__WHAT IS ASKED__: Within the data that follows, how many lines carry the string "square"? Give the number alone.

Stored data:
* start *
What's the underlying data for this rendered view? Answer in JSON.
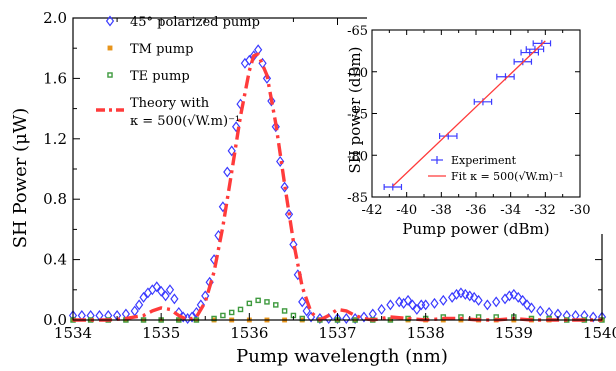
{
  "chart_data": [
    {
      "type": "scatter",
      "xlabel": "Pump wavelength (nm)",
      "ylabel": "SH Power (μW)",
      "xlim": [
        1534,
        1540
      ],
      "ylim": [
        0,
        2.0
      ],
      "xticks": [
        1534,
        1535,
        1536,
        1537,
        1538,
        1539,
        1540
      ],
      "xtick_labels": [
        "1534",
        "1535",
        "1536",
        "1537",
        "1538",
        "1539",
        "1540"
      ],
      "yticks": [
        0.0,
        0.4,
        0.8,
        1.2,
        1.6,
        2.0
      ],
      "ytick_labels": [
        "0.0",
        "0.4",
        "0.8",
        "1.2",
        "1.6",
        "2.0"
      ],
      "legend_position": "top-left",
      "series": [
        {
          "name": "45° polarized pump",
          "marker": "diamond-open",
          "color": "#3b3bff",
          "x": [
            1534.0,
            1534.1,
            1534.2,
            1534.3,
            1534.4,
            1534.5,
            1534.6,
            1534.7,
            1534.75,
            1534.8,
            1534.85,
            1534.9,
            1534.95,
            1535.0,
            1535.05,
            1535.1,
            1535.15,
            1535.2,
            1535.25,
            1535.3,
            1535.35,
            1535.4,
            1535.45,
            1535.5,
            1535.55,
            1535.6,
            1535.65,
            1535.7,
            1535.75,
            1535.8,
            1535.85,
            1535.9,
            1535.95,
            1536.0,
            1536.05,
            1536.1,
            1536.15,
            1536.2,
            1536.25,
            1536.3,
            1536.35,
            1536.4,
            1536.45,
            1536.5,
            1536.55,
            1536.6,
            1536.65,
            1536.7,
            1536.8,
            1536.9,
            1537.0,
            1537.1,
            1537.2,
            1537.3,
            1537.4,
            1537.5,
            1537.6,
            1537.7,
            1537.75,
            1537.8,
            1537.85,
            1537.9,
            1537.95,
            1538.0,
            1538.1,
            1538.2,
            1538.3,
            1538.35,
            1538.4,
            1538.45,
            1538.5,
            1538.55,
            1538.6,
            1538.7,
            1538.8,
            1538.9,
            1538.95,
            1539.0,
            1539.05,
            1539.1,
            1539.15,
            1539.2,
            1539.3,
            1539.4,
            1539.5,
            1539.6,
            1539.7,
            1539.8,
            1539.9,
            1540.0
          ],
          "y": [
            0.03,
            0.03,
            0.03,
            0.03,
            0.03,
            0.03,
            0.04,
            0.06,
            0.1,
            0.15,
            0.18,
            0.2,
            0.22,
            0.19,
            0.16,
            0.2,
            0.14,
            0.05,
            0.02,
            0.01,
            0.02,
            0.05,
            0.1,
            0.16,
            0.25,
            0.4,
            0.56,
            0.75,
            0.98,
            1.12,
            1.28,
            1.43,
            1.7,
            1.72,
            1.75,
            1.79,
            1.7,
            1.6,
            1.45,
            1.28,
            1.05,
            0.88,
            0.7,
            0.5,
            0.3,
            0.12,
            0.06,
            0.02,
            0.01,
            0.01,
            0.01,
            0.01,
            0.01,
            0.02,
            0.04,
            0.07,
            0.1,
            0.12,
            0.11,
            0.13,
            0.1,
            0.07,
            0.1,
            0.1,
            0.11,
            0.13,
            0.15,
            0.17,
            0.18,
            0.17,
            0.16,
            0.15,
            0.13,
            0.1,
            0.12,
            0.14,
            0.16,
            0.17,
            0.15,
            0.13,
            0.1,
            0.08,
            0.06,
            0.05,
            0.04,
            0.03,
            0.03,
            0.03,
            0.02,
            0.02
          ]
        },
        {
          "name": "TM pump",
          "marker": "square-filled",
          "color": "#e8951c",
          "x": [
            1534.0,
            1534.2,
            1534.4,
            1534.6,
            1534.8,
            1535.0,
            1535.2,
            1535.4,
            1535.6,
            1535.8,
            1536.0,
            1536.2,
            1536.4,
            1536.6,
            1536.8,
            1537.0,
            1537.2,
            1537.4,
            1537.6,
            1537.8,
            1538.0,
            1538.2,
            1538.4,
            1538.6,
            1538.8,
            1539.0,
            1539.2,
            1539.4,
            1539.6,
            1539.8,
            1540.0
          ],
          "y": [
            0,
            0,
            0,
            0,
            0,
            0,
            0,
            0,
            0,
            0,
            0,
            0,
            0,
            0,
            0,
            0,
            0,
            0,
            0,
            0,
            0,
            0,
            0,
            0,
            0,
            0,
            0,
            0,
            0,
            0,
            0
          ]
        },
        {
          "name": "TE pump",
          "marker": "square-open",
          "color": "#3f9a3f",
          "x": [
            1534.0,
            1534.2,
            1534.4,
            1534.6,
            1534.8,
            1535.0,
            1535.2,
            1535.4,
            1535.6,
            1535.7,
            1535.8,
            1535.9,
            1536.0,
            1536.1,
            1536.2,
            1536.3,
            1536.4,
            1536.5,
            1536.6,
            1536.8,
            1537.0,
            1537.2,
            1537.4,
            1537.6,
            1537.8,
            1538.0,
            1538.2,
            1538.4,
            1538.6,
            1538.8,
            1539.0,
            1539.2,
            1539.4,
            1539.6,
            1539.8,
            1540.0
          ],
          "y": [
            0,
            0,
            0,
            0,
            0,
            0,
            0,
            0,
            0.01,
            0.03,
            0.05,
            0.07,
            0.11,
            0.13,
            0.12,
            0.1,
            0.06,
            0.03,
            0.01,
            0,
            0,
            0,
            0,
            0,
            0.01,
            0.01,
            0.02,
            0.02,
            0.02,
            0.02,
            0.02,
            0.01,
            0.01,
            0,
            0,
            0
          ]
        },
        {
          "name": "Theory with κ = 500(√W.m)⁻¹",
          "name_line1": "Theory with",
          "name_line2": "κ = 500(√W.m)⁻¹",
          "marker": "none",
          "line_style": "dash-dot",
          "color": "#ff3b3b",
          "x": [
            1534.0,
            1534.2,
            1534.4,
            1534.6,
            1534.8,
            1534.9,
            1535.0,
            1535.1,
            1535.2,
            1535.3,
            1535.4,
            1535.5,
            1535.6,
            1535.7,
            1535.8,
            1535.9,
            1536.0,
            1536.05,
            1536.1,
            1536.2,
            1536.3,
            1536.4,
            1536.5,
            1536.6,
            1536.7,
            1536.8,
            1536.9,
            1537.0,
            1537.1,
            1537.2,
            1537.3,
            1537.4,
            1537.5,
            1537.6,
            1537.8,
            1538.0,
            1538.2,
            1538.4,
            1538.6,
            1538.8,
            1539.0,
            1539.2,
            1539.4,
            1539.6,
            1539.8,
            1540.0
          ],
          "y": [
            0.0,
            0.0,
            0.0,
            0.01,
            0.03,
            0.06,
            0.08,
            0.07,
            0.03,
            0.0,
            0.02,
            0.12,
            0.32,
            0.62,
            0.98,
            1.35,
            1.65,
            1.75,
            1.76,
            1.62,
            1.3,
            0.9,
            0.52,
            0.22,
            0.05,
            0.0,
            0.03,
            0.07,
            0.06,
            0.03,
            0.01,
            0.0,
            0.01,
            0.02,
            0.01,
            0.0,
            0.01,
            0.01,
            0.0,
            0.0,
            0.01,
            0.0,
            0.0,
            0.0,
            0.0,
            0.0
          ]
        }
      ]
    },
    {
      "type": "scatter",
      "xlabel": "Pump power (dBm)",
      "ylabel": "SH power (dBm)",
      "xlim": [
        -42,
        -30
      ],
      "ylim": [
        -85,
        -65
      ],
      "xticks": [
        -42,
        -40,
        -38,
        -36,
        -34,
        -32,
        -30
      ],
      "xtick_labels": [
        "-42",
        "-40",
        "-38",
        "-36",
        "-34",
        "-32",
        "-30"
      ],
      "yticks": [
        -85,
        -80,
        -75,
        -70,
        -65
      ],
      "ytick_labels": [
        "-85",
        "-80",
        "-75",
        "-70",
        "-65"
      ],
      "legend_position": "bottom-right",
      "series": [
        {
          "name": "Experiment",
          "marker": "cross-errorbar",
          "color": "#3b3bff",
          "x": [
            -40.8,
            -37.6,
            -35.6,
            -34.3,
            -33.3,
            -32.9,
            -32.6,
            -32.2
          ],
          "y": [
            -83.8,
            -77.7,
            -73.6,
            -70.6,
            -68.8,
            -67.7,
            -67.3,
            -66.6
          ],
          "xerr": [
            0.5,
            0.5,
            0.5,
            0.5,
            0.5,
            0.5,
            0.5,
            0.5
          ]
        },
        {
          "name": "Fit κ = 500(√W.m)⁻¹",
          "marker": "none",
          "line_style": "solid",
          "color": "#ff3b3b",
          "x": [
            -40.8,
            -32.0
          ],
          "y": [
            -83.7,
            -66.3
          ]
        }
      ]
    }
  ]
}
* end *
__SOLUTION TO THIS PROBLEM__: 2